== Directions for this task ==
Go through the records and copy each line where the word "simkotmun" occurs.

>> START Exercise input

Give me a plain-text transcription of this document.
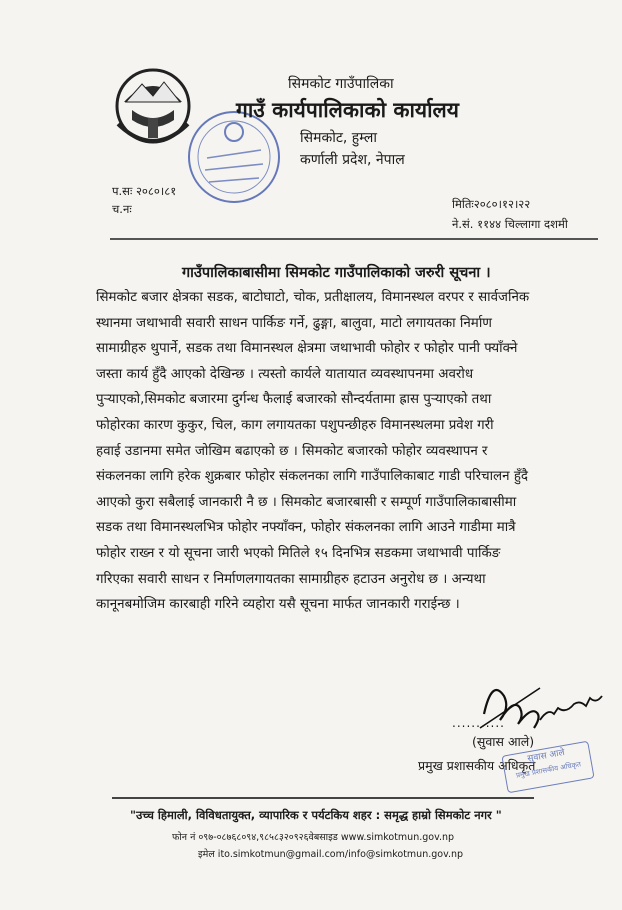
सिमकोट गाउँपालिका
गाउँ कार्यपालिकाको कार्यालय
सिमकोट, हुम्ला
कर्णाली प्रदेश, नेपाल
प.सः २०८०।८१
च.नः	मितिः२०८०।१२।२२
ने.सं. ११४४ चिल्लागा दशमी
गाउँपालिकाबासीमा सिमकोट गाउँपालिकाको जरुरी सूचना ।
सिमकोट बजार क्षेत्रका सडक, बाटोघाटो, चोक, प्रतीक्षालय, विमानस्थल वरपर र सार्वजनिक
स्थानमा जथाभावी सवारी साधन पार्किङ गर्ने, ढुङ्गा, बालुवा, माटो लगायतका निर्माण
सामाग्रीहरु थुपार्ने, सडक तथा विमानस्थल क्षेत्रमा जथाभावी फोहोर र फोहोर पानी फ्याँक्ने
जस्ता कार्य हुँदै आएको देखिन्छ । त्यस्तो कार्यले यातायात व्यवस्थापनमा अवरोध
पुऱ्याएको,सिमकोट बजारमा दुर्गन्ध फैलाई बजारको सौन्दर्यतामा ह्रास पुऱ्याएको तथा
फोहोरका कारण कुकुर, चिल, काग लगायतका पशुपन्छीहरु विमानस्थलमा प्रवेश गरी
हवाई उडानमा समेत जोखिम बढाएको छ । सिमकोट बजारको फोहोर व्यवस्थापन र
संकलनका लागि हरेक शुक्रबार फोहोर संकलनका लागि गाउँपालिकाबाट गाडी परिचालन हुँदै
आएको कुरा सबैलाई जानकारी नै छ । सिमकोट बजारबासी र सम्पूर्ण गाउँपालिकाबासीमा
सडक तथा विमानस्थलभित्र फोहोर नफ्याँक्न, फोहोर संकलनका लागि आउने गाडीमा मात्रै
फोहोर राख्न र यो सूचना जारी भएको मितिले १५ दिनभित्र सडकमा जथाभावी पार्किङ
गरिएका सवारी साधन र निर्माणलगायतका सामाग्रीहरु हटाउन अनुरोध छ । अन्यथा
कानूनबमोजिम कारबाही गरिने व्यहोरा यसै सूचना मार्फत जानकारी गराईन्छ ।
...........
(सुवास आले)
प्रमुख प्रशासकीय अधिकृत
सुवास आले
प्रमुख प्रशासकीय अधिकृत
"उच्च हिमाली, विविधतायुक्त, व्यापारिक र पर्यटकिय शहर : समृद्ध हाम्रो सिमकोट नगर "
फोन नं ०९७-०८७६८०९४,९८५८३२०९२६वेबसाइड www.simkotmun.gov.np
इमेल ito.simkotmun@gmail.com/info@simkotmun.gov.np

>> END Exercise input

== Correct answer ==
फोन नं ०९७-०८७६८०९४,९८५८३२०९२६वेबसाइड www.simkotmun.gov.np
इमेल ito.simkotmun@gmail.com/info@simkotmun.gov.np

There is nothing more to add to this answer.